[Dataset entries]
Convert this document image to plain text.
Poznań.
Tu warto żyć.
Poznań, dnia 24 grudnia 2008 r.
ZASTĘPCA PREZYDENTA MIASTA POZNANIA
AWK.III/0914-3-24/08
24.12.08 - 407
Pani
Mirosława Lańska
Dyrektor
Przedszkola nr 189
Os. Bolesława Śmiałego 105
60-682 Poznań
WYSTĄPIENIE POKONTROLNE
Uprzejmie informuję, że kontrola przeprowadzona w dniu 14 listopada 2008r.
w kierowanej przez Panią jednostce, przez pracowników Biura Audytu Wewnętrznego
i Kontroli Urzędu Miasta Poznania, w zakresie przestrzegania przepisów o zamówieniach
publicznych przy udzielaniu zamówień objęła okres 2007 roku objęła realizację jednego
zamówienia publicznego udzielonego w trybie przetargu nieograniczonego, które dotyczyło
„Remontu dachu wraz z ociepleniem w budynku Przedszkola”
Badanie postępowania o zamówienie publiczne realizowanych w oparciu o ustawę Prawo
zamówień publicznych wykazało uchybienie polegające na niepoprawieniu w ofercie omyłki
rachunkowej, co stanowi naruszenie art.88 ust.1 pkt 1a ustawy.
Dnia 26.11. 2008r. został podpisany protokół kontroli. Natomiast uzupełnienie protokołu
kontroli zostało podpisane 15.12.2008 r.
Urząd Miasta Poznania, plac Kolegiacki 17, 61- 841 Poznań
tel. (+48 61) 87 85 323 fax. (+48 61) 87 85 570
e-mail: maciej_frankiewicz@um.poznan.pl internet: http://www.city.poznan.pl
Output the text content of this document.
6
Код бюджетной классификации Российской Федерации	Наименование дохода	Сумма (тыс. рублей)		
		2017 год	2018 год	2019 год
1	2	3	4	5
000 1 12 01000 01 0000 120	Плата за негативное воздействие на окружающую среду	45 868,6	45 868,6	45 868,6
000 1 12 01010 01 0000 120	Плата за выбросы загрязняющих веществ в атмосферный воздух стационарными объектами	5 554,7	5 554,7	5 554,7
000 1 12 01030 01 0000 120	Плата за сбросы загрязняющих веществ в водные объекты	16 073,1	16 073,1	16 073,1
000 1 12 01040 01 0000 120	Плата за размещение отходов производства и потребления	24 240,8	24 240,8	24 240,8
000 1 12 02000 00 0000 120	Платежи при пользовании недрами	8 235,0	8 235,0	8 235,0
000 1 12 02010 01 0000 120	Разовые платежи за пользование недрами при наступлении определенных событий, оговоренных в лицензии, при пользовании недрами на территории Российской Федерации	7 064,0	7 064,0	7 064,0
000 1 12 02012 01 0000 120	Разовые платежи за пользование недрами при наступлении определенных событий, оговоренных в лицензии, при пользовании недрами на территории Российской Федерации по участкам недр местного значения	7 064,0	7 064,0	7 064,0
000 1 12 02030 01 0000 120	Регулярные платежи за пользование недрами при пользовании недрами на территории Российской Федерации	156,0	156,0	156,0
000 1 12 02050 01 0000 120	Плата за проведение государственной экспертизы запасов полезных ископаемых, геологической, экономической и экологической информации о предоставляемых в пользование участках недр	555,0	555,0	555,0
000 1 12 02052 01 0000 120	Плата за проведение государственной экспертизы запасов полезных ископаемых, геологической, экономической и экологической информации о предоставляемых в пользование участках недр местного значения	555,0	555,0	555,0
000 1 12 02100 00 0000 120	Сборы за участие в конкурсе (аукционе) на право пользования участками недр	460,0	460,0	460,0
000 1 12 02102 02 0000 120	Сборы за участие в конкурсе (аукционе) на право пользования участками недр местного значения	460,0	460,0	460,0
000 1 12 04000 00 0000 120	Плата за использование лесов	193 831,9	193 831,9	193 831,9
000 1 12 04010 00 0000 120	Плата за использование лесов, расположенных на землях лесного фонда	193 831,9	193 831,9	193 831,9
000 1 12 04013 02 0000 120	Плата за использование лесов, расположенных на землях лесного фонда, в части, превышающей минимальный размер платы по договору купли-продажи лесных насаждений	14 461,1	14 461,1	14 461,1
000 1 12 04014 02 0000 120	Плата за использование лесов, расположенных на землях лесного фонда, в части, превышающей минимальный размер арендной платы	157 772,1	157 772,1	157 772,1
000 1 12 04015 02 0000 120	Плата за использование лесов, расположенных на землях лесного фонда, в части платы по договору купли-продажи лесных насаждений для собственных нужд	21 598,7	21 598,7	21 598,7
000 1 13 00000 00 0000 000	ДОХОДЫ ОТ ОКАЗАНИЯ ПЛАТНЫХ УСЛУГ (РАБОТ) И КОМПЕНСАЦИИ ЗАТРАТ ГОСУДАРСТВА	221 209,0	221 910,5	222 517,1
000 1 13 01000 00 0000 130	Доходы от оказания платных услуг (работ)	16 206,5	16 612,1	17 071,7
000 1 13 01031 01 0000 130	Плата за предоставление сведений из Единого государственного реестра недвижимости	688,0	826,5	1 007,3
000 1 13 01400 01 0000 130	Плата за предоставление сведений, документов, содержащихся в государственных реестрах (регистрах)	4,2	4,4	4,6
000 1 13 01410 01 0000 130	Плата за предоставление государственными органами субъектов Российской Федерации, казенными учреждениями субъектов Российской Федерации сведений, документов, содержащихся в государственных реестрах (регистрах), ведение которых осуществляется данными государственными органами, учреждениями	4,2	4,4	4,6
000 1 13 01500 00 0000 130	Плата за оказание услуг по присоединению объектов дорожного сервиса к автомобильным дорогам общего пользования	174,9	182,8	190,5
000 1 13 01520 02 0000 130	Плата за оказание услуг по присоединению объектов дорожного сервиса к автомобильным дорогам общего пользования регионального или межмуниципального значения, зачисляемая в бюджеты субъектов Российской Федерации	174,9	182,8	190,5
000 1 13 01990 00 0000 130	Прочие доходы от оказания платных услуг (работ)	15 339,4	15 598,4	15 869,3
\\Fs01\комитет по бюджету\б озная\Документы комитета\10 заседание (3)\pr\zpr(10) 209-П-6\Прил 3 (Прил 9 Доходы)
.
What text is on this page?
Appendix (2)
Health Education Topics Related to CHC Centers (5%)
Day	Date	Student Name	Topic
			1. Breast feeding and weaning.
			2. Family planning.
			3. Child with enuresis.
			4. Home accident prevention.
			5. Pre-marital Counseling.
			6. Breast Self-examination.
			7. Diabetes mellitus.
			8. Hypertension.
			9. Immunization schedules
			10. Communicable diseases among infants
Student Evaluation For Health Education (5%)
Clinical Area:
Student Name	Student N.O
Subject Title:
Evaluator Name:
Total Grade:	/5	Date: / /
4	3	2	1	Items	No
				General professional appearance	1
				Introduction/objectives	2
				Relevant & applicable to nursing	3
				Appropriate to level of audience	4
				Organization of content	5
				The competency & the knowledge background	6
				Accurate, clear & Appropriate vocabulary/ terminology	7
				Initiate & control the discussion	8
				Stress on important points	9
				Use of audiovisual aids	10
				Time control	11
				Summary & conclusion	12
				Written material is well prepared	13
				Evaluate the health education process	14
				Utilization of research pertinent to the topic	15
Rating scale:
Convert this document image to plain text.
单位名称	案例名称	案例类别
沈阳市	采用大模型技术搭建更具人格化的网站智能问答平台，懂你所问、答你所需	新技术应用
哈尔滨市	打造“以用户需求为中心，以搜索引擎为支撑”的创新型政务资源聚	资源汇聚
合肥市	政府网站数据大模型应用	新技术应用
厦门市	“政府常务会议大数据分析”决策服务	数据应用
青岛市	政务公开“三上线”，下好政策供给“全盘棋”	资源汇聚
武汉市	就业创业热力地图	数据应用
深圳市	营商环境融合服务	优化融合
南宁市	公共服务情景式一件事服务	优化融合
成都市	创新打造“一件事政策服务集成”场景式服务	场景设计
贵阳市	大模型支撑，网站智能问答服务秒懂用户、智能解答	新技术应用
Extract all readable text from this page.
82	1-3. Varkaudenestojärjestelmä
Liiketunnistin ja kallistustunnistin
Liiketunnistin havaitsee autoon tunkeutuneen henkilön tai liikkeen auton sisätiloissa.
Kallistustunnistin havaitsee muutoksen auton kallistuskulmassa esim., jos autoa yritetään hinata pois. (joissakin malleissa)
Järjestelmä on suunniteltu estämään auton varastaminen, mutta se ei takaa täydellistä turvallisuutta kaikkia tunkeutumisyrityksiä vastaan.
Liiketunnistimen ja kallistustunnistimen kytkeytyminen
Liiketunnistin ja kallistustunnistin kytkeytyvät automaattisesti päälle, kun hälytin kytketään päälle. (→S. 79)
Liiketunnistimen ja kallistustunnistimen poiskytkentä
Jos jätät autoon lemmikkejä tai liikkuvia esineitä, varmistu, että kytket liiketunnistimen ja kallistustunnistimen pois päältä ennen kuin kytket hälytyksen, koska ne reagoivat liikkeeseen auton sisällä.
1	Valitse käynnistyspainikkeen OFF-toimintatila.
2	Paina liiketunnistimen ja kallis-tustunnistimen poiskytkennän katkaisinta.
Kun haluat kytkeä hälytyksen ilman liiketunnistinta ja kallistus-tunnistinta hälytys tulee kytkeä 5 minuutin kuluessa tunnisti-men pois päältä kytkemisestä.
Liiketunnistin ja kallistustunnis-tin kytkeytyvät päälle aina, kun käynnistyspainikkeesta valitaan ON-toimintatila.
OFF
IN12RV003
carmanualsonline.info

**Work instructions**: Report how many lines in the data include the word "text", and give nothing but the count.

**Final result**: 5